* WHAT TO PRODUCE *
Pull every line containing "have" out of the material below.

* SUPPLIED RECORDS *
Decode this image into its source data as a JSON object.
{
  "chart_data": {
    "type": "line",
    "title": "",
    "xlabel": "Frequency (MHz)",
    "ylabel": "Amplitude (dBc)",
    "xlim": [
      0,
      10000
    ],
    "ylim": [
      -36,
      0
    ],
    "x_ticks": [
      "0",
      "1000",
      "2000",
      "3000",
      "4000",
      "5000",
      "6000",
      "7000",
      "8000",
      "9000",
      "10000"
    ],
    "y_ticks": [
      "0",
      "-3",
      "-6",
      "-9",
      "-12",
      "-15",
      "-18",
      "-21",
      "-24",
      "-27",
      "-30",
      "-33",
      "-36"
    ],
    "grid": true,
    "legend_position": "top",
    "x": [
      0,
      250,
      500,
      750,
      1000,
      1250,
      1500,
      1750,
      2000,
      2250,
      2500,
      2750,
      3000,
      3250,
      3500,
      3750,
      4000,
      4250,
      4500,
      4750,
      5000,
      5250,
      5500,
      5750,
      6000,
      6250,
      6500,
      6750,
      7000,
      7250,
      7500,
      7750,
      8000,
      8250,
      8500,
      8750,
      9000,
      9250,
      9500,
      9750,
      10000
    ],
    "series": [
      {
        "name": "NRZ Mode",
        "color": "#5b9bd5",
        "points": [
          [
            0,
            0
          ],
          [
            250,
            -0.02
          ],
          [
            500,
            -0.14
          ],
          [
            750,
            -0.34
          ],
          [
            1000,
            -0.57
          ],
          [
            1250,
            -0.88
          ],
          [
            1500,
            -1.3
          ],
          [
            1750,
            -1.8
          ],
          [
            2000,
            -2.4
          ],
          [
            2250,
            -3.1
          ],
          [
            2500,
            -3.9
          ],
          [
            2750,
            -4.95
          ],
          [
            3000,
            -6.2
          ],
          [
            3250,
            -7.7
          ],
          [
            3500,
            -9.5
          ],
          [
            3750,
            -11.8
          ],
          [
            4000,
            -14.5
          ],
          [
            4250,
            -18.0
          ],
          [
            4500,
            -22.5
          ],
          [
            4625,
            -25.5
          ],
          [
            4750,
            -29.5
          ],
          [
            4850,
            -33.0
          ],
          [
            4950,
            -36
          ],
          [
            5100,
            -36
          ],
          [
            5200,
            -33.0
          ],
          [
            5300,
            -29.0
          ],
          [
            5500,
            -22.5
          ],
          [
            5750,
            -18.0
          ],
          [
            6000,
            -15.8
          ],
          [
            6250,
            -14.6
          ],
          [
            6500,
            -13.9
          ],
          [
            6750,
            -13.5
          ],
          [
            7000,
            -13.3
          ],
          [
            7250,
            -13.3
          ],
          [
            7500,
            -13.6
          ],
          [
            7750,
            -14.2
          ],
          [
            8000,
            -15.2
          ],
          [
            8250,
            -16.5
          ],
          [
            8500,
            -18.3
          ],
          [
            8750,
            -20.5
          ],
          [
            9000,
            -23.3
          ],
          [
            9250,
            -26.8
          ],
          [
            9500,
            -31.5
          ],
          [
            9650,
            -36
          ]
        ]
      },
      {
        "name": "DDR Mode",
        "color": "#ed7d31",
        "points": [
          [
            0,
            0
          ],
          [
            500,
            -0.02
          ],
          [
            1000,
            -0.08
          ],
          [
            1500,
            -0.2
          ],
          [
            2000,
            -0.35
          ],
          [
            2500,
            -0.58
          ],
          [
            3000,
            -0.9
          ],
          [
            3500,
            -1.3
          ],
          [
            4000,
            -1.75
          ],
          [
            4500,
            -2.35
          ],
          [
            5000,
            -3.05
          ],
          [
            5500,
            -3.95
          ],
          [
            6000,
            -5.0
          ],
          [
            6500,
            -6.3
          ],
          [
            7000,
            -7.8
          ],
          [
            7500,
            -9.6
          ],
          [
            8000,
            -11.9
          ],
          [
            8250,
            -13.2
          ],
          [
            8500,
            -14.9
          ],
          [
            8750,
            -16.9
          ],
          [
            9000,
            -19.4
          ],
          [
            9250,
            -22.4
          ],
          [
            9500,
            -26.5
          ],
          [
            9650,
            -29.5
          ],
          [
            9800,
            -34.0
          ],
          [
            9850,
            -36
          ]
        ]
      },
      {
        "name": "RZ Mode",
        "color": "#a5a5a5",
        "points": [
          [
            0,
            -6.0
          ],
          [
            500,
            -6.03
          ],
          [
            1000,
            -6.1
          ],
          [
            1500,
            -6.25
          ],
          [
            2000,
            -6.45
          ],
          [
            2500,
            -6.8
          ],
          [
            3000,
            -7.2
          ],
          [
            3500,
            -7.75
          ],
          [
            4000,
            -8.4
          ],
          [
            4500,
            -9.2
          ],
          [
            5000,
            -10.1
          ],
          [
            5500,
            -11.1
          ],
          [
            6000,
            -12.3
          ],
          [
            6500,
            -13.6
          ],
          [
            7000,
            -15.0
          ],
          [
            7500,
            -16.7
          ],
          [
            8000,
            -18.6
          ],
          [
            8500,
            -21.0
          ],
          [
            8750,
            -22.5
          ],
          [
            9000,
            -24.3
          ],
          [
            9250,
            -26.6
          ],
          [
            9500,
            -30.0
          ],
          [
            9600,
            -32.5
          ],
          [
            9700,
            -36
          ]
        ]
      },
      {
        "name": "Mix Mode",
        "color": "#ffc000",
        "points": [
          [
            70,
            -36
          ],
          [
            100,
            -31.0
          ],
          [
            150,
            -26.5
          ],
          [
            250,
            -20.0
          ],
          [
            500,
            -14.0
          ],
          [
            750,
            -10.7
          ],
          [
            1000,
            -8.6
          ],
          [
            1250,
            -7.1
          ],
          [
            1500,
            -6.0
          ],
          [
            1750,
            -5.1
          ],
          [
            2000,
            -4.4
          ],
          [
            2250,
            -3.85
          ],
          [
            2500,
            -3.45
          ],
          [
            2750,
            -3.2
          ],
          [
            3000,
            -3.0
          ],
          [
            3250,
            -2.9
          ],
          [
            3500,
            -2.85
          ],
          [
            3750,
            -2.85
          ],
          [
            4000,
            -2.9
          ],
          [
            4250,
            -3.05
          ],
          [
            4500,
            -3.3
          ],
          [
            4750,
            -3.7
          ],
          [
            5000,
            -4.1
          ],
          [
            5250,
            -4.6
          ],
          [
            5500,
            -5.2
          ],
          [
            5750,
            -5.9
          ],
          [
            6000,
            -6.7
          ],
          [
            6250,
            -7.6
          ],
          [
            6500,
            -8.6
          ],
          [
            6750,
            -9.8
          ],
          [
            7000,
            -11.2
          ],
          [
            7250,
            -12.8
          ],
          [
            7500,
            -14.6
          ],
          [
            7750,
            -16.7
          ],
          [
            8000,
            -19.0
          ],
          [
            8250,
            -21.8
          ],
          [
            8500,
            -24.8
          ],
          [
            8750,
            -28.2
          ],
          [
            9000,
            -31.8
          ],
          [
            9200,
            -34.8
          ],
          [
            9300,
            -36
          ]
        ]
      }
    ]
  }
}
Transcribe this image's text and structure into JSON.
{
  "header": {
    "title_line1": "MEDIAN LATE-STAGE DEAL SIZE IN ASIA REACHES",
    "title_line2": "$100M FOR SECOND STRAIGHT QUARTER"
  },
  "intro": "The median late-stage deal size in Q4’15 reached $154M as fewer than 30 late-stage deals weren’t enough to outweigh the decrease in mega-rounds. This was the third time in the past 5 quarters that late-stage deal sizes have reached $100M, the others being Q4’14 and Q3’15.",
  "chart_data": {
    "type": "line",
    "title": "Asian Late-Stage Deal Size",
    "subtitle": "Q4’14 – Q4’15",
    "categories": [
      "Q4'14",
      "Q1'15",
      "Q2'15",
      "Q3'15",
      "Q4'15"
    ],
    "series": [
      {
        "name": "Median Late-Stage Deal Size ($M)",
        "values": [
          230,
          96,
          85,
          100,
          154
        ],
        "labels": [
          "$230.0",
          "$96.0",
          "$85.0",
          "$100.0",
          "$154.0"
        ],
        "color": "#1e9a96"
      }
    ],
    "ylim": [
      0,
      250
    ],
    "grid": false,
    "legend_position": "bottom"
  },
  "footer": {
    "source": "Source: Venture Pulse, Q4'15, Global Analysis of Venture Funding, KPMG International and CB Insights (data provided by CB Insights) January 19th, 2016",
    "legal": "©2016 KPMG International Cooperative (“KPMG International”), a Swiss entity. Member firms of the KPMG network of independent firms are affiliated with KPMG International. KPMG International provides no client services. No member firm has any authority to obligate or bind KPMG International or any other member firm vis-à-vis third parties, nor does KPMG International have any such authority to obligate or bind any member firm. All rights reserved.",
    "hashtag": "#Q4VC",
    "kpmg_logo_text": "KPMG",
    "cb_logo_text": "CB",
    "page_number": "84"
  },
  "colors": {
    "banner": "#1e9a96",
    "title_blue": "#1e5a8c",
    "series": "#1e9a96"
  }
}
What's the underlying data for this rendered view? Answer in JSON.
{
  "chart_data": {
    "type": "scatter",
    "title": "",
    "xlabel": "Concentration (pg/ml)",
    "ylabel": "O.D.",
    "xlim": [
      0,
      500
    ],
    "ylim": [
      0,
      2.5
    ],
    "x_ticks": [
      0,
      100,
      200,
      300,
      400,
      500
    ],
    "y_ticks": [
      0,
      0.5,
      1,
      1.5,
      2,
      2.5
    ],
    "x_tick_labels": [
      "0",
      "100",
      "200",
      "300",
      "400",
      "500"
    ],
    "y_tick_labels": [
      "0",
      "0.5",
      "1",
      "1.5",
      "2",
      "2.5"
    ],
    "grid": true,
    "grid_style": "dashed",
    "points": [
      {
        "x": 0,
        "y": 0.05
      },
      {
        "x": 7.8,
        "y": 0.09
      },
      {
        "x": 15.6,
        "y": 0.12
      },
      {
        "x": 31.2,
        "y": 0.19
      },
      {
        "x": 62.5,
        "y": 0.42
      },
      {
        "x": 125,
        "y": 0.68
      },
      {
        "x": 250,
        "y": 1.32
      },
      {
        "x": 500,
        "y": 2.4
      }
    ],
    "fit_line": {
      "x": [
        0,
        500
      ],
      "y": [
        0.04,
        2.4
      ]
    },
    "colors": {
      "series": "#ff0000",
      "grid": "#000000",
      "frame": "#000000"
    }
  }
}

* EXERCISE RESPONSE *
  "intro": "The median late-stage deal size in Q4’15 reached $154M as fewer than 30 late-stage deals weren’t enough to outweigh the decrease in mega-rounds. This was the third time in the past 5 quarters that late-stage deal sizes have reached $100M, the others being Q4’14 and Q3’15.",
    "legal": "©2016 KPMG International Cooperative (“KPMG International”), a Swiss entity. Member firms of the KPMG network of independent firms are affiliated with KPMG International. KPMG International provides no client services. No member firm has any authority to obligate or bind KPMG International or any other member firm vis-à-vis third parties, nor does KPMG International have any such authority to obligate or bind any member firm. All rights reserved.",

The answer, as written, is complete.